REQUIRED WORK
When a line of the entries contains "title", please list that line.

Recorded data

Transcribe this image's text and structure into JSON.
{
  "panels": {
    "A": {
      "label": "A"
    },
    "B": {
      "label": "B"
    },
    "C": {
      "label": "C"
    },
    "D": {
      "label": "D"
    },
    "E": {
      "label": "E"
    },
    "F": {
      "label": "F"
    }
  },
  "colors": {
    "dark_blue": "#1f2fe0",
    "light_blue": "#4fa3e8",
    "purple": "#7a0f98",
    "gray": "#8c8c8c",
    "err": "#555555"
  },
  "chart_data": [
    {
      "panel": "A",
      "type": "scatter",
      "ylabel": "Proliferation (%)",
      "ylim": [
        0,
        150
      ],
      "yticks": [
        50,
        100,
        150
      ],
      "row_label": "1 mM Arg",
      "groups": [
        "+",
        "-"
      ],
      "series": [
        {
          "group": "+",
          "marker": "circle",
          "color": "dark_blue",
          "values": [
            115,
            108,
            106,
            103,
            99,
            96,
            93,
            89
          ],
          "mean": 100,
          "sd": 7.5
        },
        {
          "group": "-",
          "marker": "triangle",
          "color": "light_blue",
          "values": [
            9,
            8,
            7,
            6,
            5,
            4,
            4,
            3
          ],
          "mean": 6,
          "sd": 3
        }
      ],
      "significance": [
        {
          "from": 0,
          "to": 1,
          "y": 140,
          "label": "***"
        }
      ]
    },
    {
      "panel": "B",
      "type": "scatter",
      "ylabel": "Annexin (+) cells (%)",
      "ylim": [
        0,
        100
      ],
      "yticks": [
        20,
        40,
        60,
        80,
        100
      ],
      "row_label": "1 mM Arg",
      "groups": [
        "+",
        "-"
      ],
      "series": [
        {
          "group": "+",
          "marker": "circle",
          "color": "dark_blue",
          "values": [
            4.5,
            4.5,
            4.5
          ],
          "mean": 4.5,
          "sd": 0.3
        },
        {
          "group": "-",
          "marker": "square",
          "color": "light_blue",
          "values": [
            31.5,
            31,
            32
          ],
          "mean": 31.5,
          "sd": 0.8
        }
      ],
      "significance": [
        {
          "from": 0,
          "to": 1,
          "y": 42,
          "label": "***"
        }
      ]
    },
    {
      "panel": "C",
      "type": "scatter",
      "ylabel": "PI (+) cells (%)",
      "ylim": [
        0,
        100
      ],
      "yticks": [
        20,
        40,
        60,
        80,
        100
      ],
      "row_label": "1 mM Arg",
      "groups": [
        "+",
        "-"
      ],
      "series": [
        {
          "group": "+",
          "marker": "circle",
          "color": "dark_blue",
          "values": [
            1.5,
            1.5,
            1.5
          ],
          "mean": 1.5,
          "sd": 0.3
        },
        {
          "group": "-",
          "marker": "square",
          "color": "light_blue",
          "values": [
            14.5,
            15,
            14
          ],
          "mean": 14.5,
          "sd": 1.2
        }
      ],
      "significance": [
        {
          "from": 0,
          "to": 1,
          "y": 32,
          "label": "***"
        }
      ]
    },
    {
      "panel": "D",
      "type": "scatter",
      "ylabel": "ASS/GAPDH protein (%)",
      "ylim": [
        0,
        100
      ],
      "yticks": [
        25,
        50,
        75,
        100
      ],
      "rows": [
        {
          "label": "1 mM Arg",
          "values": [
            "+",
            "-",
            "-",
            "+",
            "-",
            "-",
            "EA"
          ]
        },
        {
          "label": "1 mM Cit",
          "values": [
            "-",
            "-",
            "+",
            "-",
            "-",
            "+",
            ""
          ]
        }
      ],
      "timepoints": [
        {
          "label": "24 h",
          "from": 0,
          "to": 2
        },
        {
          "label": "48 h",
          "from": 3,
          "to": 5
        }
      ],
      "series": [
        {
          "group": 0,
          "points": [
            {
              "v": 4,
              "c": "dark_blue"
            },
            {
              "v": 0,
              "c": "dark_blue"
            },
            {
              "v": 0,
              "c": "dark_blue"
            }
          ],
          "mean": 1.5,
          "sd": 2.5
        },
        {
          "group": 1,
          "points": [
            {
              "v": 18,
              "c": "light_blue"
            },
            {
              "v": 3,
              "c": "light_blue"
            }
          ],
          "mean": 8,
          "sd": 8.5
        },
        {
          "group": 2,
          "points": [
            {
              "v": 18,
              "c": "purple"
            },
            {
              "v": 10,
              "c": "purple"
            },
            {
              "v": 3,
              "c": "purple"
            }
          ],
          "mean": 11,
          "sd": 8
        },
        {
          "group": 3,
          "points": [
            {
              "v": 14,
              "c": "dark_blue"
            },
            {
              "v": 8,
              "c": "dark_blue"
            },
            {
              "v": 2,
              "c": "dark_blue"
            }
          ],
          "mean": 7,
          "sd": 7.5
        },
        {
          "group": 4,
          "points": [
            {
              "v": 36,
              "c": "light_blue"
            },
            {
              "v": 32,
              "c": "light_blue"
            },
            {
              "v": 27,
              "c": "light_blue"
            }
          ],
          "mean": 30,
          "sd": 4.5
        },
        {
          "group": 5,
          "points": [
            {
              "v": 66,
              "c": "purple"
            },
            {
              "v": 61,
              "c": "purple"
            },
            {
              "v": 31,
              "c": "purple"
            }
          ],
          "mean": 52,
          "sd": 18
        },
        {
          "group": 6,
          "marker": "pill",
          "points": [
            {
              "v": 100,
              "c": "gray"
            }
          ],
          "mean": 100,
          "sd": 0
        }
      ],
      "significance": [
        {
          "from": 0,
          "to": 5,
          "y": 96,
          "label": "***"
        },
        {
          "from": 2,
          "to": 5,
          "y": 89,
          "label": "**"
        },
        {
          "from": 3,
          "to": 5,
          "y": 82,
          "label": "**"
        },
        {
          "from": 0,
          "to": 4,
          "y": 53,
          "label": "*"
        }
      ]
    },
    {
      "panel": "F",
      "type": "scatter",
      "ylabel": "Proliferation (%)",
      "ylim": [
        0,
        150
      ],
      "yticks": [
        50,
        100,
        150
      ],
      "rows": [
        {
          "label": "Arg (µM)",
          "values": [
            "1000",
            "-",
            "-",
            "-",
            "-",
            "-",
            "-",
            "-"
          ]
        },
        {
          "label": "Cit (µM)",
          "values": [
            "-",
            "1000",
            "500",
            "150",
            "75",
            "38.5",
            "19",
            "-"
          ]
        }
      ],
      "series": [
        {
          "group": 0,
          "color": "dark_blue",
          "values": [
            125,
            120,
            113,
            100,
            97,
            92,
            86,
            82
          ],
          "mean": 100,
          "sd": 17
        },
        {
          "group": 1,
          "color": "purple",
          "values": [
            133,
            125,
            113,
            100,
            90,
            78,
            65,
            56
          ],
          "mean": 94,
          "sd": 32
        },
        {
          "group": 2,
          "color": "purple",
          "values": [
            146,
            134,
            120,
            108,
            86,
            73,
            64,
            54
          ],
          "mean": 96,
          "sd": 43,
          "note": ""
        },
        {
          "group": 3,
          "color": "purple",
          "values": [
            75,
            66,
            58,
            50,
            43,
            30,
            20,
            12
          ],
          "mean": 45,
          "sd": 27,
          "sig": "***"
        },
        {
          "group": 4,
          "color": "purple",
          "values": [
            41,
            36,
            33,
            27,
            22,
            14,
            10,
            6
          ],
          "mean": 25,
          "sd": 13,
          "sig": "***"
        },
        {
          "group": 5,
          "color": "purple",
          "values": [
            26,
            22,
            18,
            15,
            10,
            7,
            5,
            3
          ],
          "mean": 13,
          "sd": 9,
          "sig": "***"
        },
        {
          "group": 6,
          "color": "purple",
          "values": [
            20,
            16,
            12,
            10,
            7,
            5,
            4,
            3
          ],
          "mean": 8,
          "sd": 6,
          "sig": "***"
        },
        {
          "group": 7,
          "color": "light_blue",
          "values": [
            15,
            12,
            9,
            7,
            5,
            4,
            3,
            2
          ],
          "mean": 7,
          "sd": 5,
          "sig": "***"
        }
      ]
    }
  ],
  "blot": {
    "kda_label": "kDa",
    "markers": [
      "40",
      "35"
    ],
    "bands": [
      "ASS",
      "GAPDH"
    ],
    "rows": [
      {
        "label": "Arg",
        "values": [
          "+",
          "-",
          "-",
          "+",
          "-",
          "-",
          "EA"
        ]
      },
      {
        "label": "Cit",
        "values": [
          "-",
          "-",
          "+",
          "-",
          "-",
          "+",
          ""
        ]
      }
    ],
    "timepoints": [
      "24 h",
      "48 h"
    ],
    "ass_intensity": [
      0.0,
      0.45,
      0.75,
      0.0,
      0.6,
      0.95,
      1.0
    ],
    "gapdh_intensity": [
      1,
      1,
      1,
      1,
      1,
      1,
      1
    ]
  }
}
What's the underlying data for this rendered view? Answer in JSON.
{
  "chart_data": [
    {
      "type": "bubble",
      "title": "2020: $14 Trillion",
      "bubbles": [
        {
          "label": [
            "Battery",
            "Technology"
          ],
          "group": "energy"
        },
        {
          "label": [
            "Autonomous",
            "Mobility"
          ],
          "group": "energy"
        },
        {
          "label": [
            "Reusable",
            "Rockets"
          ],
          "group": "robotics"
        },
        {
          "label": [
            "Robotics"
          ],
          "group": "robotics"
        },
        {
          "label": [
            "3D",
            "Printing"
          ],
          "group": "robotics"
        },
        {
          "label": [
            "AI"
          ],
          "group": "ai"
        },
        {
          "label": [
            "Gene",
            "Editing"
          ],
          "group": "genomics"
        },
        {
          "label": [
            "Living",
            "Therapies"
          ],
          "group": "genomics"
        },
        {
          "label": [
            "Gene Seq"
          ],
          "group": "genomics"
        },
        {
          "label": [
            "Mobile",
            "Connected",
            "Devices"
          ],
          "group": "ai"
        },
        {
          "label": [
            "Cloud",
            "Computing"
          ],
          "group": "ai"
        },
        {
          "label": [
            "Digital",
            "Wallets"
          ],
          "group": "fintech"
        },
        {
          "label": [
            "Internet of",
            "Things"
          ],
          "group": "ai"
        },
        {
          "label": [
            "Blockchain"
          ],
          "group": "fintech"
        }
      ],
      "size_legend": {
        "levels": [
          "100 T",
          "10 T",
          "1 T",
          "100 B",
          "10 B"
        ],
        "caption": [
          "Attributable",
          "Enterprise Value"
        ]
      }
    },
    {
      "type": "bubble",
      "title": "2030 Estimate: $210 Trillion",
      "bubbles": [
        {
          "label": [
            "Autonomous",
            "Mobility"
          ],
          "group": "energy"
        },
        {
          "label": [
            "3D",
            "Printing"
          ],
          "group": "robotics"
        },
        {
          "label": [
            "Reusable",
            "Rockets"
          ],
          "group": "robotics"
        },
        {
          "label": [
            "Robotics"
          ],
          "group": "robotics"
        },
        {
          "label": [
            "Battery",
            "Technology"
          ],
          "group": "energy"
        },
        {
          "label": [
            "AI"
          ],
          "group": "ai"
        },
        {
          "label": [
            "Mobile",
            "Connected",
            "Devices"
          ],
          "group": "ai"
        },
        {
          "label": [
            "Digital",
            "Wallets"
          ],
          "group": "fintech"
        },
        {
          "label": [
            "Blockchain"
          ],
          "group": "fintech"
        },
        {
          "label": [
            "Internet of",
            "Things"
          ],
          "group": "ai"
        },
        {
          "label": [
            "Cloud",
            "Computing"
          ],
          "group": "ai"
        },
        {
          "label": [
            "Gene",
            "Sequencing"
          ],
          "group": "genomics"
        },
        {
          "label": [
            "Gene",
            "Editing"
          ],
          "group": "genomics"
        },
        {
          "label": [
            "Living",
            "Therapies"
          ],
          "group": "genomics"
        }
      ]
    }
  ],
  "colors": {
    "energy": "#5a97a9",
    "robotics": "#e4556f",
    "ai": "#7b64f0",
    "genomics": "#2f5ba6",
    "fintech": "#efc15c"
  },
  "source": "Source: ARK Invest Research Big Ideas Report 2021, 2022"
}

RESULT OF THE EXERCISE
      "title": "2020: $14 Trillion",
      "title": "2030 Estimate: $210 Trillion",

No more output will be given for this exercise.